▶ _The problem_
Identify every line containing the word "this" and reproduce each one.

▶ _Records_

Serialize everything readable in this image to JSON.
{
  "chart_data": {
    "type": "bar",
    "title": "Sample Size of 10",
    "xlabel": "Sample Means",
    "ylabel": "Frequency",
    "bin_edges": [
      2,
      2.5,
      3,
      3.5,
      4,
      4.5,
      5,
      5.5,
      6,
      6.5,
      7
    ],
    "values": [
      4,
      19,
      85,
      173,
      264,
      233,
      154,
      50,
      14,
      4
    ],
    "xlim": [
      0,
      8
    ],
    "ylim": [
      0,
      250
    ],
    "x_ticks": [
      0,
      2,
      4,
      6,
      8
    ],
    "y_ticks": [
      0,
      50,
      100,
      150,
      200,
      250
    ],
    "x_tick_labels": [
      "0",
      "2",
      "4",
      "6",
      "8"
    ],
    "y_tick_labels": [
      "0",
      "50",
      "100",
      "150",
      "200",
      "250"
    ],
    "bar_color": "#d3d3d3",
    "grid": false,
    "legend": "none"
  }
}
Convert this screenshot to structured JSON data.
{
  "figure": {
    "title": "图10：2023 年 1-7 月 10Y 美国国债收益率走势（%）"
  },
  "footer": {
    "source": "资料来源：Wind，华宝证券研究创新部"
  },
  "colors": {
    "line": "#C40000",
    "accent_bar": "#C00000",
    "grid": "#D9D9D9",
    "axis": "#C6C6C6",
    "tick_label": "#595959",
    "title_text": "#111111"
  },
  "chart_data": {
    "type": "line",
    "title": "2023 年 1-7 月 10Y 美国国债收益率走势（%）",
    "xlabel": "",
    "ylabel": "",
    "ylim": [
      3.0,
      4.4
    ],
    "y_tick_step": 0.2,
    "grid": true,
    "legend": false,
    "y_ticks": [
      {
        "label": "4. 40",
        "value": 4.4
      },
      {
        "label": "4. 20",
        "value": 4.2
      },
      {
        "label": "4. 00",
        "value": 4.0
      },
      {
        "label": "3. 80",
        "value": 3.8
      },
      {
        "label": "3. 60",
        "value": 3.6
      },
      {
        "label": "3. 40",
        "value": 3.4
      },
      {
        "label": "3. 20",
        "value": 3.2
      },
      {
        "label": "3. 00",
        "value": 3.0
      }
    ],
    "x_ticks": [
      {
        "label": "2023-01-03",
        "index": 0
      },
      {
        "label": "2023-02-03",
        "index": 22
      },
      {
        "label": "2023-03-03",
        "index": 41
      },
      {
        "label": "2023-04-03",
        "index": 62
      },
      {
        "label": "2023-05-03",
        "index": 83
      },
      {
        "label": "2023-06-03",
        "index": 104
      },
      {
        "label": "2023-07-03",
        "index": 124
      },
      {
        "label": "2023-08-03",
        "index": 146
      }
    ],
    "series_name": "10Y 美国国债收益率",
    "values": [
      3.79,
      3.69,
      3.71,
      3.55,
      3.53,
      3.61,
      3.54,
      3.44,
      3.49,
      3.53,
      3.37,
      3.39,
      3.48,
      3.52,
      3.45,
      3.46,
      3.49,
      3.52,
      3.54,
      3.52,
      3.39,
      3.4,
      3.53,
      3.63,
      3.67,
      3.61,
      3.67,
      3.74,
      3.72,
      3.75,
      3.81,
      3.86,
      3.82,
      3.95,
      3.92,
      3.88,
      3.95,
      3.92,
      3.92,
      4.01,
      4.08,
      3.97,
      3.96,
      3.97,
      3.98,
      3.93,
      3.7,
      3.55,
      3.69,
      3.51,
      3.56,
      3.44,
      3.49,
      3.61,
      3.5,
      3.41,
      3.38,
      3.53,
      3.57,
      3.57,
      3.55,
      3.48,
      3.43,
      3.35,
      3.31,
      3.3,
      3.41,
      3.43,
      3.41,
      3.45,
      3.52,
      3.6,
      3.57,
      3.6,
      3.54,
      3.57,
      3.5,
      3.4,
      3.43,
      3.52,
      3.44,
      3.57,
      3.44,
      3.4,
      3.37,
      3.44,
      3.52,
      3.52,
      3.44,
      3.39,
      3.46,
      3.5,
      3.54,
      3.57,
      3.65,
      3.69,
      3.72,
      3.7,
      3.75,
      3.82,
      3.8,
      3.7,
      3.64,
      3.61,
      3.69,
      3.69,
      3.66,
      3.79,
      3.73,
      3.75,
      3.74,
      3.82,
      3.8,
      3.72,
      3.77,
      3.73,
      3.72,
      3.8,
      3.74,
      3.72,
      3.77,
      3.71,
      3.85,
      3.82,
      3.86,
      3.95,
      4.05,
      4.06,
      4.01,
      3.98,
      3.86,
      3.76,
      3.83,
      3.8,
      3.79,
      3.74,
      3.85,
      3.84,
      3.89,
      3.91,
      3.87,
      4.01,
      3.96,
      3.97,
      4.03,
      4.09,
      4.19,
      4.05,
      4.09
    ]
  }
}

▶ _Solution to the exercise_
Serialize everything readable in this image to JSON.
Convert this screenshot to structured JSON data.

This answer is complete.